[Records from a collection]
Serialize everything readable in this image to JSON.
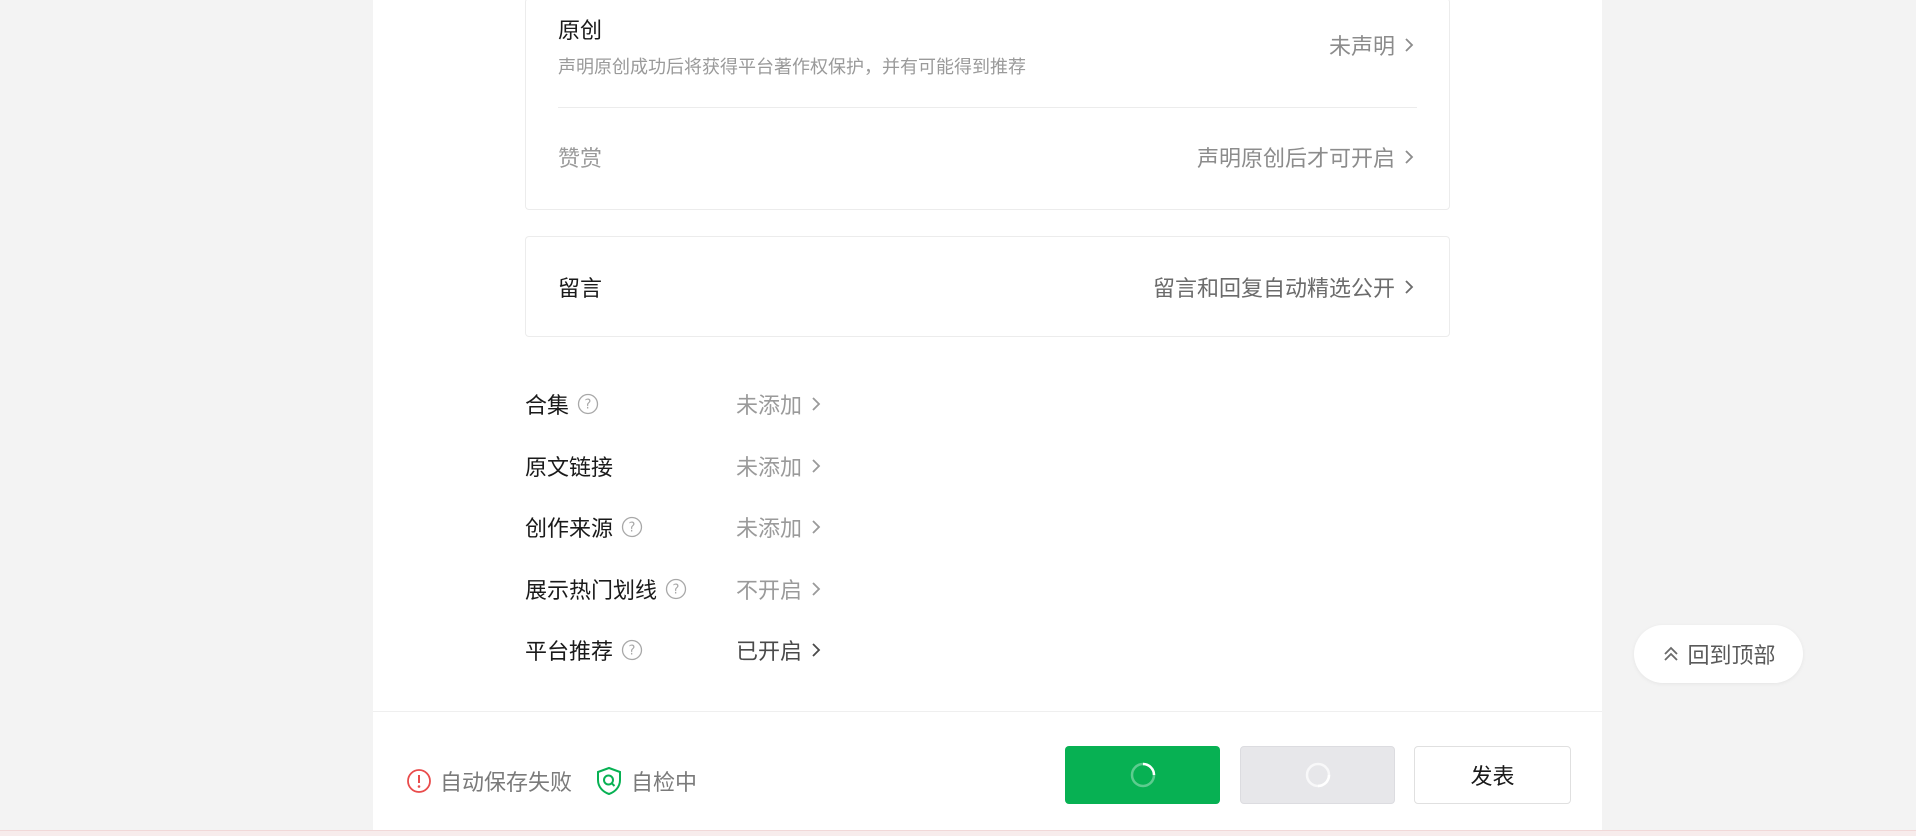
{
  "original_card": {
    "title": "原创",
    "description": "声明原创成功后将获得平台著作权保护，并有可能得到推荐",
    "value": "未声明",
    "reward_title": "赞赏",
    "reward_value": "声明原创后才可开启"
  },
  "comment_card": {
    "title": "留言",
    "value": "留言和回复自动精选公开"
  },
  "settings": [
    {
      "label": "合集",
      "value": "未添加",
      "has_help": true
    },
    {
      "label": "原文链接",
      "value": "未添加",
      "has_help": false
    },
    {
      "label": "创作来源",
      "value": "未添加",
      "has_help": true
    },
    {
      "label": "展示热门划线",
      "value": "不开启",
      "has_help": true
    },
    {
      "label": "平台推荐",
      "value": "已开启",
      "has_help": true
    }
  ],
  "footer": {
    "autosave_status": "自动保存失败",
    "check_status": "自检中",
    "publish_label": "发表"
  },
  "back_to_top": "回到顶部",
  "colors": {
    "accent_green": "#07b153",
    "error_red": "#e94b4b",
    "grey_button": "#e7e7ea"
  }
}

-- Exercise goal --
Transcribe all of the material exactly, leaving out whatever pictures it contains.

-- Worked answer --
Serialize everything readable in this image to JSON.
{
  "original_card": {
    "title": "原创",
    "description": "声明原创成功后将获得平台著作权保护，并有可能得到推荐",
    "value": "未声明",
    "reward_title": "赞赏",
    "reward_value": "声明原创后才可开启"
  },
  "comment_card": {
    "title": "留言",
    "value": "留言和回复自动精选公开"
  },
  "settings": [
    {
      "label": "合集",
      "value": "未添加",
      "has_help": true
    },
    {
      "label": "原文链接",
      "value": "未添加",
      "has_help": false
    },
    {
      "label": "创作来源",
      "value": "未添加",
      "has_help": true
    },
    {
      "label": "展示热门划线",
      "value": "不开启",
      "has_help": true
    },
    {
      "label": "平台推荐",
      "value": "已开启",
      "has_help": true
    }
  ],
  "footer": {
    "autosave_status": "自动保存失败",
    "check_status": "自检中",
    "publish_label": "发表"
  },
  "back_to_top": "回到顶部",
  "colors": {
    "accent_green": "#07b153",
    "error_red": "#e94b4b",
    "grey_button": "#e7e7ea"
  }
}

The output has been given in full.